_Your goal_
Write out the records below once more, exactly as they stand.

_Data to process_

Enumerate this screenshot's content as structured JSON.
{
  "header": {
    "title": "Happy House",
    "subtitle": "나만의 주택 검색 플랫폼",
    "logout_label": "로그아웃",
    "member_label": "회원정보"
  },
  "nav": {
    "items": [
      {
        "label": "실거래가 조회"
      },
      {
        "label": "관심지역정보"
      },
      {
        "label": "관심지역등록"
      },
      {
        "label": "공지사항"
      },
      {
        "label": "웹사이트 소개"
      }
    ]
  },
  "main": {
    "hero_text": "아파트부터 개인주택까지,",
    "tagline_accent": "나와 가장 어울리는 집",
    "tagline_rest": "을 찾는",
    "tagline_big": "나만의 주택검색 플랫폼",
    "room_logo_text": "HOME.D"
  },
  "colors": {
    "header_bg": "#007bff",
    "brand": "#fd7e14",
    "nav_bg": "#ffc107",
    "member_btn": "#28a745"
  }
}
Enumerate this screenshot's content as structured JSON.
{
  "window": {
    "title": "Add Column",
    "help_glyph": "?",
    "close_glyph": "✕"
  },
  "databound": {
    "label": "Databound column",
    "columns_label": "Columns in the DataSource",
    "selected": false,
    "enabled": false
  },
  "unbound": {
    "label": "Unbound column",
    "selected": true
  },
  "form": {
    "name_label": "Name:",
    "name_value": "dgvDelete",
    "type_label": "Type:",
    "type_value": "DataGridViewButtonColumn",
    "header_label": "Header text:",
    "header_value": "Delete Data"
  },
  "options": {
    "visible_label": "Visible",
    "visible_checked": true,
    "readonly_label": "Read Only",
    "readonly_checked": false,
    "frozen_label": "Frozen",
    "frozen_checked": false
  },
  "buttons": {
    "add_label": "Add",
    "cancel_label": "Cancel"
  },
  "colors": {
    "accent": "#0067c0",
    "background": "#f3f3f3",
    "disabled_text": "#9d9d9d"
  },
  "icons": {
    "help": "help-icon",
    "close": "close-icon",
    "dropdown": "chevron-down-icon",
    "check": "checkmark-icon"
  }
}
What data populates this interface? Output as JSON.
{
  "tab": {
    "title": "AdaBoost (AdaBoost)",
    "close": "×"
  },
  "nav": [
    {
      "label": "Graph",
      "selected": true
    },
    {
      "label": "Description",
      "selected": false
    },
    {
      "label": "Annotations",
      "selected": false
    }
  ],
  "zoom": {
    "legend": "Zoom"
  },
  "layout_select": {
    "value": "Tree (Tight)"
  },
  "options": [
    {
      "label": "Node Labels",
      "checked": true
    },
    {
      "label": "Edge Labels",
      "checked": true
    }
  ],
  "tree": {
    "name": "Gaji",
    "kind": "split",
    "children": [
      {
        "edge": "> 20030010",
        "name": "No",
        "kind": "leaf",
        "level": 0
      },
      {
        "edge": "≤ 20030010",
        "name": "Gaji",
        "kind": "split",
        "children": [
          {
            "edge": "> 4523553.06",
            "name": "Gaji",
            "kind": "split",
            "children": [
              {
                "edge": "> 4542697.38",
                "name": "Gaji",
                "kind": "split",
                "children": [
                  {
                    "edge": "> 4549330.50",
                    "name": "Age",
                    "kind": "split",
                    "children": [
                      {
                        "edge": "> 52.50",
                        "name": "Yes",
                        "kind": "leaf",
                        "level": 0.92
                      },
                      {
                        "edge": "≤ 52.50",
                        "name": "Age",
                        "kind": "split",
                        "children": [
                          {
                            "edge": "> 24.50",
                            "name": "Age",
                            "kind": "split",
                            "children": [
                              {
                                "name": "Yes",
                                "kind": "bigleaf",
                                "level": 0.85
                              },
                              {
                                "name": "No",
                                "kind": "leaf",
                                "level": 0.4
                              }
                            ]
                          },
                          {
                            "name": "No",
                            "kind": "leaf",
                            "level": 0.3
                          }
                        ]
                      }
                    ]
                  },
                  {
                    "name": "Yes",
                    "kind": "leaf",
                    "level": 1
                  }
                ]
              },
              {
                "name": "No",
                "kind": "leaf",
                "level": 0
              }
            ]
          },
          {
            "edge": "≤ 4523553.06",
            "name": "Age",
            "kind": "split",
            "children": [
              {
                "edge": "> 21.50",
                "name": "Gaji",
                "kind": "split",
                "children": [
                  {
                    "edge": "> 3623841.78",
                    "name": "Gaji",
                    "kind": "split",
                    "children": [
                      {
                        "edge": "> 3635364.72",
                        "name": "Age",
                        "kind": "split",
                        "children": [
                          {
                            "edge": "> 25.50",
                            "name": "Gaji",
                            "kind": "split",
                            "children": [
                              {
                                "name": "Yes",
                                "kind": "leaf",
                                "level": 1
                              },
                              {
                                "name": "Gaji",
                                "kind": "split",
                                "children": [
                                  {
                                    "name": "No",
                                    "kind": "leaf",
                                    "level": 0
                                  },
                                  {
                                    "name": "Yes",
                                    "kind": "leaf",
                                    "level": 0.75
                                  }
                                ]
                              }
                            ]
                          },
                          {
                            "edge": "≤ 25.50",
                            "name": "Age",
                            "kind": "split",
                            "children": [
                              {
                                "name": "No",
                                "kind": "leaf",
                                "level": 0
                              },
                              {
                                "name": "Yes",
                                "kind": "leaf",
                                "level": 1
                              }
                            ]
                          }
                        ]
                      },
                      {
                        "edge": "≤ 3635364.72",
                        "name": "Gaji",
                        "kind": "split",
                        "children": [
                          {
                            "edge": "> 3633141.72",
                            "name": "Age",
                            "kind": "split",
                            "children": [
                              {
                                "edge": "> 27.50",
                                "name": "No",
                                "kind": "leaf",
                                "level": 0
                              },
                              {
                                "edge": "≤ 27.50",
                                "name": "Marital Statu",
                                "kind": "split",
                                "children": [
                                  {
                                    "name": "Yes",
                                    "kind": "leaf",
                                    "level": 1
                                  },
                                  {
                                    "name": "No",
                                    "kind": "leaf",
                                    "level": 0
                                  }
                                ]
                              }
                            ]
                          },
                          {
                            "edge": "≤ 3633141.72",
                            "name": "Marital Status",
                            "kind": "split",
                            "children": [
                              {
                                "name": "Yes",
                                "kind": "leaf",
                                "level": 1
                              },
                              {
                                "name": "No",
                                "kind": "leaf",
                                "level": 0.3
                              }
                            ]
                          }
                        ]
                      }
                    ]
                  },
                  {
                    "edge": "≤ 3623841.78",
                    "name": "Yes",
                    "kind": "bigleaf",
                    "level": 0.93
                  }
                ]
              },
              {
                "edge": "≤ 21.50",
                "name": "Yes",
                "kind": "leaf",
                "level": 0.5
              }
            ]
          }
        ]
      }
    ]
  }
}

_Final result_
Enumerate this screenshot's content as structured JSON.
{
  "header": {
    "title": "Happy House",
    "subtitle": "나만의 주택 검색 플랫폼",
    "logout_label": "로그아웃",
    "member_label": "회원정보"
  },
  "nav": {
    "items": [
      {
        "label": "실거래가 조회"
      },
      {
        "label": "관심지역정보"
      },
      {
        "label": "관심지역등록"
      },
      {
        "label": "공지사항"
      },
      {
        "label": "웹사이트 소개"
      }
    ]
  },
  "main": {
    "hero_text": "아파트부터 개인주택까지,",
    "tagline_accent": "나와 가장 어울리는 집",
    "tagline_rest": "을 찾는",
    "tagline_big": "나만의 주택검색 플랫폼",
    "room_logo_text": "HOME.D"
  },
  "colors": {
    "header_bg": "#007bff",
    "brand": "#fd7e14",
    "nav_bg": "#ffc107",
    "member_btn": "#28a745"
  }
}
Enumerate this screenshot's content as structured JSON.
{
  "window": {
    "title": "Add Column",
    "help_glyph": "?",
    "close_glyph": "✕"
  },
  "databound": {
    "label": "Databound column",
    "columns_label": "Columns in the DataSource",
    "selected": false,
    "enabled": false
  },
  "unbound": {
    "label": "Unbound column",
    "selected": true
  },
  "form": {
    "name_label": "Name:",
    "name_value": "dgvDelete",
    "type_label": "Type:",
    "type_value": "DataGridViewButtonColumn",
    "header_label": "Header text:",
    "header_value": "Delete Data"
  },
  "options": {
    "visible_label": "Visible",
    "visible_checked": true,
    "readonly_label": "Read Only",
    "readonly_checked": false,
    "frozen_label": "Frozen",
    "frozen_checked": false
  },
  "buttons": {
    "add_label": "Add",
    "cancel_label": "Cancel"
  },
  "colors": {
    "accent": "#0067c0",
    "background": "#f3f3f3",
    "disabled_text": "#9d9d9d"
  },
  "icons": {
    "help": "help-icon",
    "close": "close-icon",
    "dropdown": "chevron-down-icon",
    "check": "checkmark-icon"
  }
}
What data populates this interface? Output as JSON.
{
  "tab": {
    "title": "AdaBoost (AdaBoost)",
    "close": "×"
  },
  "nav": [
    {
      "label": "Graph",
      "selected": true
    },
    {
      "label": "Description",
      "selected": false
    },
    {
      "label": "Annotations",
      "selected": false
    }
  ],
  "zoom": {
    "legend": "Zoom"
  },
  "layout_select": {
    "value": "Tree (Tight)"
  },
  "options": [
    {
      "label": "Node Labels",
      "checked": true
    },
    {
      "label": "Edge Labels",
      "checked": true
    }
  ],
  "tree": {
    "name": "Gaji",
    "kind": "split",
    "children": [
      {
        "edge": "> 20030010",
        "name": "No",
        "kind": "leaf",
        "level": 0
      },
      {
        "edge": "≤ 20030010",
        "name": "Gaji",
        "kind": "split",
        "children": [
          {
            "edge": "> 4523553.06",
            "name": "Gaji",
            "kind": "split",
            "children": [
              {
                "edge": "> 4542697.38",
                "name": "Gaji",
                "kind": "split",
                "children": [
                  {
                    "edge": "> 4549330.50",
                    "name": "Age",
                    "kind": "split",
                    "children": [
                      {
                        "edge": "> 52.50",
                        "name": "Yes",
                        "kind": "leaf",
                        "level": 0.92
                      },
                      {
                        "edge": "≤ 52.50",
                        "name": "Age",
                        "kind": "split",
                        "children": [
                          {
                            "edge": "> 24.50",
                            "name": "Age",
                            "kind": "split",
                            "children": [
                              {
                                "name": "Yes",
                                "kind": "bigleaf",
                                "level": 0.85
                              },
                              {
                                "name": "No",
                                "kind": "leaf",
                                "level": 0.4
                              }
                            ]
                          },
                          {
                            "name": "No",
                            "kind": "leaf",
                            "level": 0.3
                          }
                        ]
                      }
                    ]
                  },
                  {
                    "name": "Yes",
                    "kind": "leaf",
                    "level": 1
                  }
                ]
              },
              {
                "name": "No",
                "kind": "leaf",
                "level": 0
              }
            ]
          },
          {
            "edge": "≤ 4523553.06",
            "name": "Age",
            "kind": "split",
            "children": [
              {
                "edge": "> 21.50",
                "name": "Gaji",
                "kind": "split",
                "children": [
                  {
                    "edge": "> 3623841.78",
                    "name": "Gaji",
                    "kind": "split",
                    "children": [
                      {
                        "edge": "> 3635364.72",
                        "name": "Age",
                        "kind": "split",
                        "children": [
                          {
                            "edge": "> 25.50",
                            "name": "Gaji",
                            "kind": "split",
                            "children": [
                              {
                                "name": "Yes",
                                "kind": "leaf",
                                "level": 1
                              },
                              {
                                "name": "Gaji",
                                "kind": "split",
                                "children": [
                                  {
                                    "name": "No",
                                    "kind": "leaf",
                                    "level": 0
                                  },
                                  {
                                    "name": "Yes",
                                    "kind": "leaf",
                                    "level": 0.75
                                  }
                                ]
                              }
                            ]
                          },
                          {
                            "edge": "≤ 25.50",
                            "name": "Age",
                            "kind": "split",
                            "children": [
                              {
                                "name": "No",
                                "kind": "leaf",
                                "level": 0
                              },
                              {
                                "name": "Yes",
                                "kind": "leaf",
                                "level": 1
                              }
                            ]
                          }
                        ]
                      },
                      {
                        "edge": "≤ 3635364.72",
                        "name": "Gaji",
                        "kind": "split",
                        "children": [
                          {
                            "edge": "> 3633141.72",
                            "name": "Age",
                            "kind": "split",
                            "children": [
                              {
                                "edge": "> 27.50",
                                "name": "No",
                                "kind": "leaf",
                                "level": 0
                              },
                              {
                                "edge": "≤ 27.50",
                                "name": "Marital Statu",
                                "kind": "split",
                                "children": [
                                  {
                                    "name": "Yes",
                                    "kind": "leaf",
                                    "level": 1
                                  },
                                  {
                                    "name": "No",
                                    "kind": "leaf",
                                    "level": 0
                                  }
                                ]
                              }
                            ]
                          },
                          {
                            "edge": "≤ 3633141.72",
                            "name": "Marital Status",
                            "kind": "split",
                            "children": [
                              {
                                "name": "Yes",
                                "kind": "leaf",
                                "level": 1
                              },
                              {
                                "name": "No",
                                "kind": "leaf",
                                "level": 0.3
                              }
                            ]
                          }
                        ]
                      }
                    ]
                  },
                  {
                    "edge": "≤ 3623841.78",
                    "name": "Yes",
                    "kind": "bigleaf",
                    "level": 0.93
                  }
                ]
              },
              {
                "edge": "≤ 21.50",
                "name": "Yes",
                "kind": "leaf",
                "level": 0.5
              }
            ]
          }
        ]
      }
    ]
  }
}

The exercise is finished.